START MATERIALS PROVIDED

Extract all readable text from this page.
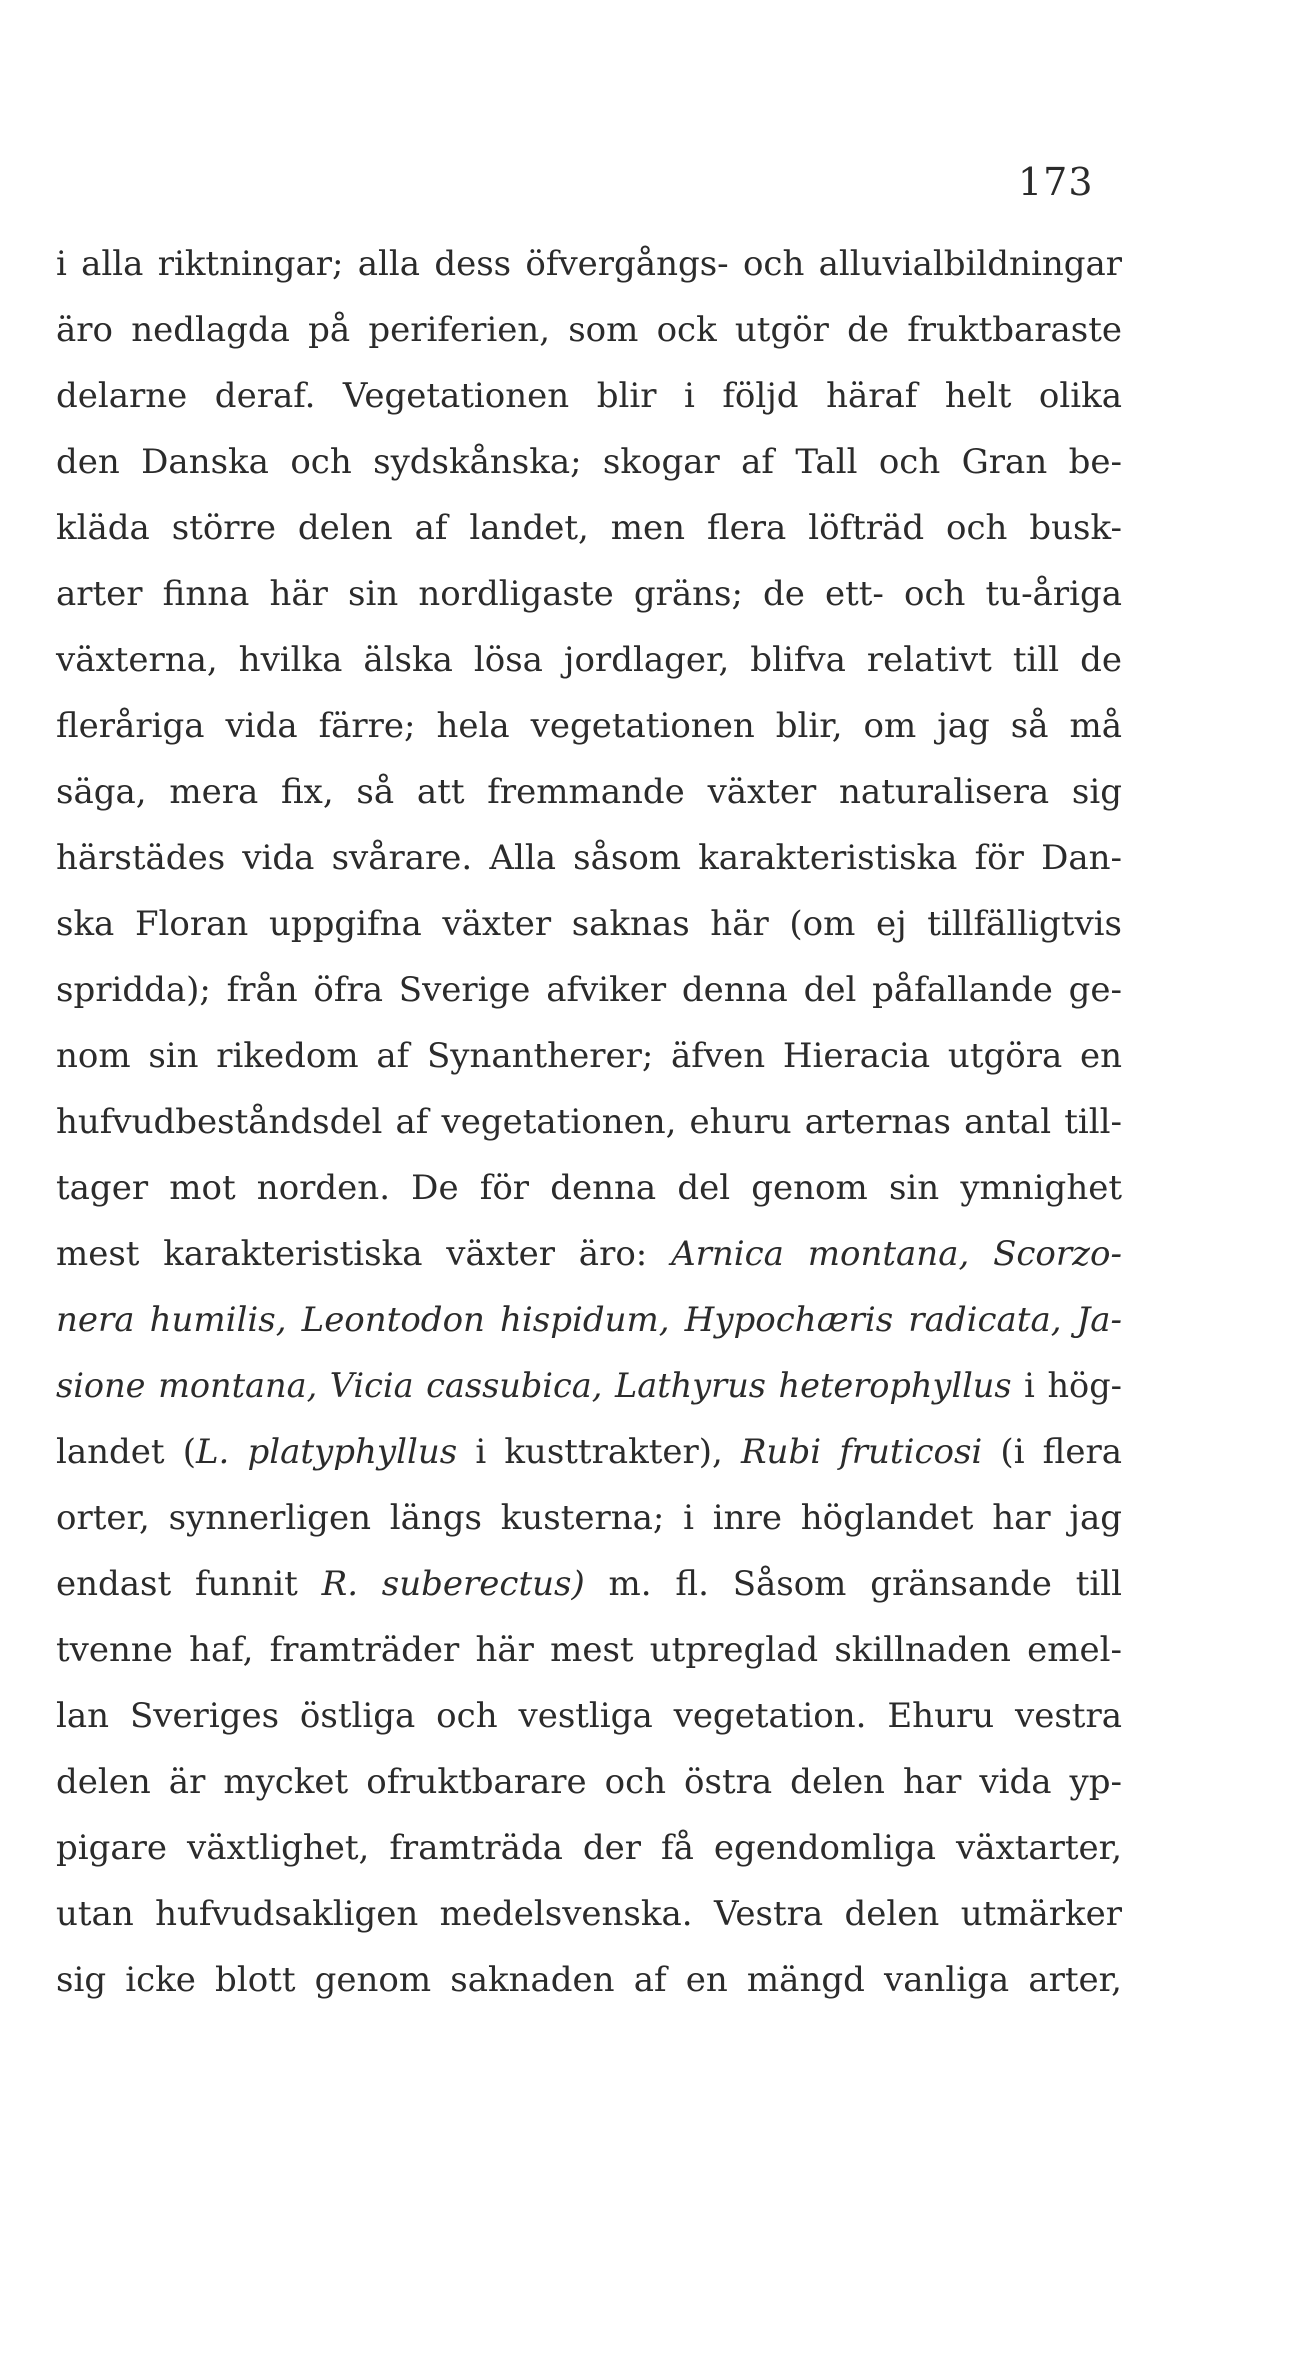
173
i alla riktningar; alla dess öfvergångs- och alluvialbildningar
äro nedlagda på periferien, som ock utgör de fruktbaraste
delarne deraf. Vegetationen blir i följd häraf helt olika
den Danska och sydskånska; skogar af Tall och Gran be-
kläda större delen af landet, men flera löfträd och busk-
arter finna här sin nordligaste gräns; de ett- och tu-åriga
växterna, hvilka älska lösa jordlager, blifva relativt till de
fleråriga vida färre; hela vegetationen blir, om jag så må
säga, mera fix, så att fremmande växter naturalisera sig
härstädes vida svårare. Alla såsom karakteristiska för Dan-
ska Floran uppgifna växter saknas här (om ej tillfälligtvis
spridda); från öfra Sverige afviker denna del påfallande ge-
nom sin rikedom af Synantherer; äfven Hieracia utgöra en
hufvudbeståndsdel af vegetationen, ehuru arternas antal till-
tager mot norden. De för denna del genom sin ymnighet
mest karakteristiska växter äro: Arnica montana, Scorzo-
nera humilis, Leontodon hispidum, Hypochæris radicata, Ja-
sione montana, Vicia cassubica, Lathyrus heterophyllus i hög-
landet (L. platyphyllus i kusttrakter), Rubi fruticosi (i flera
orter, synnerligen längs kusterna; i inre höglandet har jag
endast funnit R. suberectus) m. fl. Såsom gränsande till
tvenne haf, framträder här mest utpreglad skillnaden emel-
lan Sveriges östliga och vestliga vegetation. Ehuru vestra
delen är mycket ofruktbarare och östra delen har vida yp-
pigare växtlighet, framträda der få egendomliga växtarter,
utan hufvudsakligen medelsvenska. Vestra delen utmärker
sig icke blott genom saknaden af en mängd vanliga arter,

END MATERIALS PROVIDED

• WHAT TO PRODUCE: Please show every line above that includes the word "karakteristiska".

• RESULT FOR THIS TASK:
härstädes vida svårare. Alla såsom karakteristiska för Dan-
mest karakteristiska växter äro: Arnica montana, Scorzo-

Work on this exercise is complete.